• [JOB] Search the records for "many" and copy each line that holds it.

• [DATASET EXTRACT]
------------------------------------
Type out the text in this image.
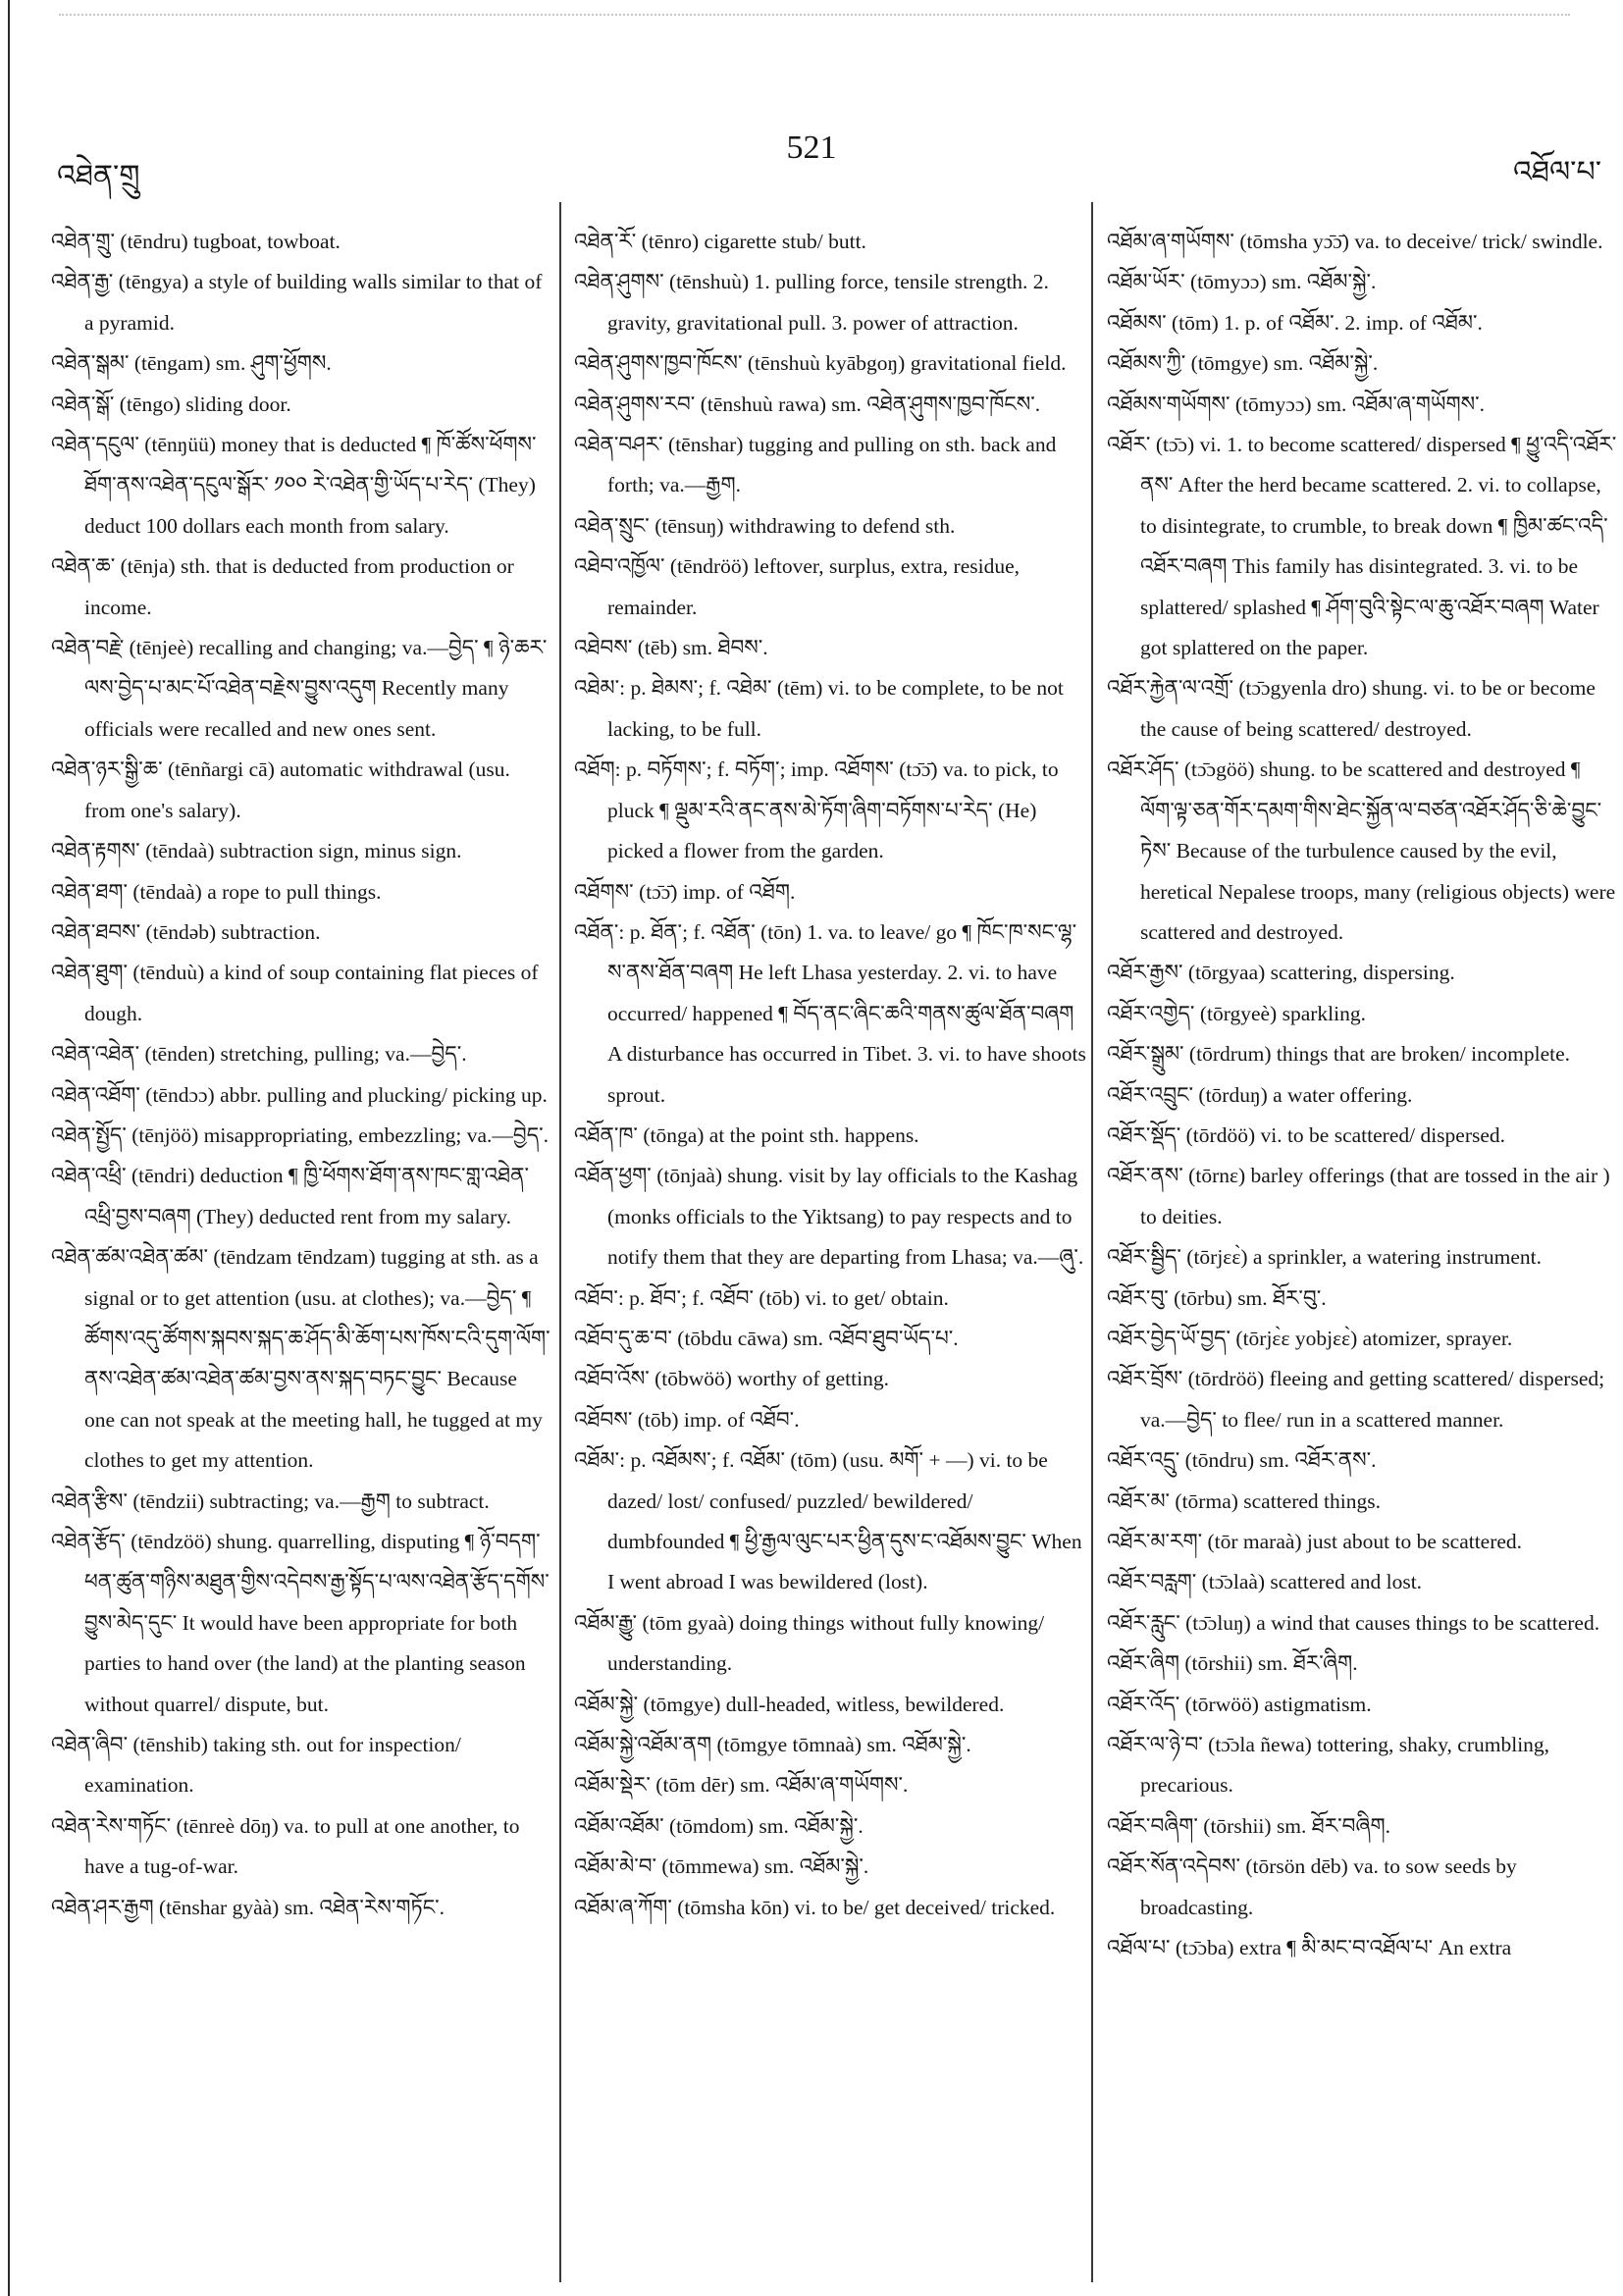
འཐེན་གྲུ
521
འཐོལ་པ་

འཐེན་གྲུ་ (tēndru) tugboat, towboat.

འཐེན་རྒྱ་ (tēngya) a style of building walls similar to that of a pyramid.

འཐེན་སྒམ་ (tēngam) sm. ཤུག་ཕྱོགས.

འཐེན་སྒོ་ (tēngo) sliding door.

འཐེན་དངུལ་ (tēnŋüü) money that is deducted ¶ ཁོ་ཚོས་ཕོགས་ཐོག་ནས་འཐེན་དངུལ་སྒོར་ ༡༠༠ རེ་འཐེན་གྱི་ཡོད་པ་རེད་ (They) deduct 100 dollars each month from salary.

འཐེན་ཆ་ (tēnja) sth. that is deducted from production or income.

འཐེན་བརྗེ་ (tēnjeè) recalling and changing; va.—བྱེད་ ¶ ཉེ་ཆར་ལས་བྱེད་པ་མང་པོ་འཐེན་བརྗེས་བྱུས་འདུག Recently many officials were recalled and new ones sent.

འཐེན་ཉར་སྒྱི་ཆ་ (tēnñargi cā) automatic withdrawal (usu. from one's salary).

འཐེན་རྟགས་ (tēndaà) subtraction sign, minus sign.

འཐེན་ཐག་ (tēndaà) a rope to pull things.

འཐེན་ཐབས་ (tēndəb) subtraction.

འཐེན་ཐུག་ (tēnduù) a kind of soup containing flat pieces of dough.

འཐེན་འཐེན་ (tēnden) stretching, pulling; va.—བྱེད་.

འཐེན་འཐོག་ (tēndɔɔ) abbr. pulling and plucking/ picking up.

འཐེན་སྤྱོད་ (tēnjöö) misappropriating, embezzling; va.—བྱེད་.

འཐེན་འཕྲི་ (tēndri) deduction ¶ ཁྱི་ཕོགས་ཐོག་ནས་ཁང་གླ་འཐེན་འཕྲི་བྱས་བཞག (They) deducted rent from my salary.

འཐེན་ཚམ་འཐེན་ཚམ་ (tēndzam tēndzam) tugging at sth. as a signal or to get attention (usu. at clothes); va.—བྱེད་ ¶ ཚོགས་འདུ་ཚོགས་སྐབས་སྐད་ཆ་ཤོད་མི་ཆོག་པས་ཁོས་ངའི་དུག་ལོག་ནས་འཐེན་ཚམ་འཐེན་ཚམ་བྱས་ནས་སྐད་བཏང་བྱུང་ Because one can not speak at the meeting hall, he tugged at my clothes to get my attention.

འཐེན་རྩིས་ (tēndzii) subtracting; va.—རྒྱག to subtract.

འཐེན་རྩོད་ (tēndzöö) shung. quarrelling, disputing ¶ ཉོ་བདག་ཕན་ཚུན་གཉིས་མཐུན་གྱིས་འདེབས་རྒྱ་སྟོད་པ་ལས་འཐེན་རྩོད་དགོས་བྱུས་མེད་དུང་ It would have been appropriate for both parties to hand over (the land) at the planting season without quarrel/ dispute, but.

འཐེན་ཞིབ་ (tēnshib) taking sth. out for inspection/ examination.

འཐེན་རེས་གཏོང་ (tēnreè dōŋ) va. to pull at one another, to have a tug-of-war.

འཐེན་ཤར་རྒྱག (tēnshar gyàà) sm. འཐེན་རེས་གཏོང་.

འཐེན་རོ་ (tēnro) cigarette stub/ butt.

འཐེན་ཤུགས་ (tēnshuù) 1. pulling force, tensile strength. 2. gravity, gravitational pull. 3. power of attraction.

འཐེན་ཤུགས་ཁྱབ་ཁོངས་ (tēnshuù kyābgoŋ) gravitational field.

འཐེན་ཤུགས་རབ་ (tēnshuù rawa) sm. འཐེན་ཤུགས་ཁྱབ་ཁོངས་.

འཐེན་བཤར་ (tēnshar) tugging and pulling on sth. back and forth; va.—རྒྱག.

འཐེན་སྲུང་ (tēnsuŋ) withdrawing to defend sth.

འཐེབ་འཁྱོལ་ (tēndröö) leftover, surplus, extra, residue, remainder.

འཐེབས་ (tēb) sm. ཐེབས་.

འཐེམ་: p. ཐེམས་; f. འཐེམ་ (tēm) vi. to be complete, to be not lacking, to be full.

འཐོག: p. བཏོགས་; f. བཏོག་; imp. འཐོགས་ (tɔ̄ɔ̄) va. to pick, to pluck ¶ ལྡུམ་རའི་ནང་ནས་མེ་ཏོག་ཞིག་བཏོགས་པ་རེད་ (He) picked a flower from the garden.

འཐོགས་ (tɔ̄ɔ̄) imp. of འཐོག.

འཐོན་: p. ཐོན་; f. འཐོན་ (tōn) 1. va. to leave/ go ¶ ཁོང་ཁ་སང་ལྷ་ས་ནས་ཐོན་བཞག He left Lhasa yesterday. 2. vi. to have occurred/ happened ¶ བོད་ནང་ཞིང་ཆའི་གནས་ཚུལ་ཐོན་བཞག A disturbance has occurred in Tibet. 3. vi. to have shoots sprout.

འཐོན་ཁ་ (tōnga) at the point sth. happens.

འཐོན་ཕྱག་ (tōnjaà) shung. visit by lay officials to the Kashag (monks officials to the Yiktsang) to pay respects and to notify them that they are departing from Lhasa; va.—ཞུ་.

འཐོབ་: p. ཐོབ་; f. འཐོབ་ (tōb) vi. to get/ obtain.

འཐོབ་དུ་ཆ་བ་ (tōbdu cāwa) sm. འཐོབ་ཐུབ་ཡོད་པ་.

འཐོབ་འོས་ (tōbwöö) worthy of getting.

འཐོབས་ (tōb) imp. of འཐོབ་.

འཐོམ་: p. འཐོམས་; f. འཐོམ་ (tōm) (usu. མགོ་ + —) vi. to be dazed/ lost/ confused/ puzzled/ bewildered/ dumbfounded ¶ ཕྱི་རྒྱལ་ལུང་པར་ཕྱིན་དུས་ང་འཐོམས་བྱུང་ When I went abroad I was bewildered (lost).

འཐོམ་རྒྱུ་ (tōm gyaà) doing things without fully knowing/ understanding.

འཐོམ་སྐྱེ་ (tōmgye) dull-headed, witless, bewildered.

འཐོམ་སྐྱེ་འཐོམ་ནག (tōmgye tōmnaà) sm. འཐོམ་སྐྱེ་.

འཐོམ་སྡེར་ (tōm dēr) sm. འཐོམ་ཞ་གཡོགས་.

འཐོམ་འཐོམ་ (tōmdom) sm. འཐོམ་སྐྱེ་.

འཐོམ་མེ་བ་ (tōmmewa) sm. འཐོམ་སྐྱེ་.

འཐོམ་ཞ་ཀོག་ (tōmsha kōn) vi. to be/ get deceived/ tricked.

འཐོམ་ཞ་གཡོགས་ (tōmsha yɔ̄ɔ̄) va. to deceive/ trick/ swindle.

འཐོམ་ཡོར་ (tōmyɔɔ) sm. འཐོམ་སྐྱེ་.

འཐོམས་ (tōm) 1. p. of འཐོམ་. 2. imp. of འཐོམ་.

འཐོམས་ཀྱི་ (tōmgye) sm. འཐོམ་སྐྱེ་.

འཐོམས་གཡོགས་ (tōmyɔɔ) sm. འཐོམ་ཞ་གཡོགས་.

འཐོར་ (tɔ̄ɔ) vi. 1. to become scattered/ dispersed ¶ ཕྱུ་འདི་འཐོར་ནས་ After the herd became scattered. 2. vi. to collapse, to disintegrate, to crumble, to break down ¶ ཁྱིམ་ཚང་འདི་འཐོར་བཞག This family has disintegrated. 3. vi. to be splattered/ splashed ¶ ཤོག་བུའི་སྟེང་ལ་ཆུ་འཐོར་བཞག Water got splattered on the paper.

འཐོར་རྐྱེན་ལ་འགྲོ་ (tɔ̄ɔgyenla dro) shung. vi. to be or become the cause of being scattered/ destroyed.

འཐོར་ཤོད་ (tɔ̄ɔgöö) shung. to be scattered and destroyed ¶ ལོག་ལྟ་ཅན་གོར་དམག་གིས་ཐེང་སྐྱོན་ལ་བཙན་འཐོར་ཤོད་ཅི་ཆེ་བྱུང་ཏེས་ Because of the turbulence caused by the evil, heretical Nepalese troops, many (religious objects) were scattered and destroyed.

འཐོར་རྒྱས་ (tōrgyaa) scattering, dispersing.

འཐོར་འགྱེད་ (tōrgyeè) sparkling.

འཐོར་སྒྲུམ་ (tōrdrum) things that are broken/ incomplete.

འཐོར་འབྲུང་ (tōrduŋ) a water offering.

འཐོར་སྡོད་ (tōrdöö) vi. to be scattered/ dispersed.

འཐོར་ནས་ (tōrnɛ) barley offerings (that are tossed in the air ) to deities.

འཐོར་སྦྱིད་ (tōrjɛɛ̀) a sprinkler, a watering instrument.

འཐོར་བུ་ (tōrbu) sm. ཐོར་བུ་.

འཐོར་བྱེད་ཡོ་བྱད་ (tōrjɛ̀ɛ yobjɛɛ̀) atomizer, sprayer.

འཐོར་བྲོས་ (tōrdröö) fleeing and getting scattered/ dispersed; va.—བྱེད་ to flee/ run in a scattered manner.

འཐོར་འདྲུ་ (tōndru) sm. འཐོར་ནས་.

འཐོར་མ་ (tōrma) scattered things.

འཐོར་མ་རག་ (tōr maraà) just about to be scattered.

འཐོར་བརླག་ (tɔ̄ɔlaà) scattered and lost.

འཐོར་རླུང་ (tɔ̄ɔluŋ) a wind that causes things to be scattered.

འཐོར་ཞིག (tōrshii) sm. ཐོར་ཞིག.

འཐོར་འོད་ (tōrwöö) astigmatism.

འཐོར་ལ་ཉེ་བ་ (tɔ̄ɔla ñewa) tottering, shaky, crumbling, precarious.

འཐོར་བཞིག་ (tōrshii) sm. ཐོར་བཞིག.

འཐོར་སོན་འདེབས་ (tōrsön dēb) va. to sow seeds by broadcasting.

འཐོལ་པ་ (tɔ̄ɔba) extra ¶ མི་མང་བ་འཐོལ་པ་ An extra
------------------------------------
• [EXPECTED ANSWER]
འཐེན་བརྗེ་ (tēnjeè) recalling and changing; va.—བྱེད་ ¶ ཉེ་ཆར་ལས་བྱེད་པ་མང་པོ་འཐེན་བརྗེས་བྱུས་འདུག Recently many officials were recalled and new ones sent.
འཐོར་ཤོད་ (tɔ̄ɔgöö) shung. to be scattered and destroyed ¶ ལོག་ལྟ་ཅན་གོར་དམག་གིས་ཐེང་སྐྱོན་ལ་བཙན་འཐོར་ཤོད་ཅི་ཆེ་བྱུང་ཏེས་ Because of the turbulence caused by the evil, heretical Nepalese troops, many (religious objects) were scattered and destroyed.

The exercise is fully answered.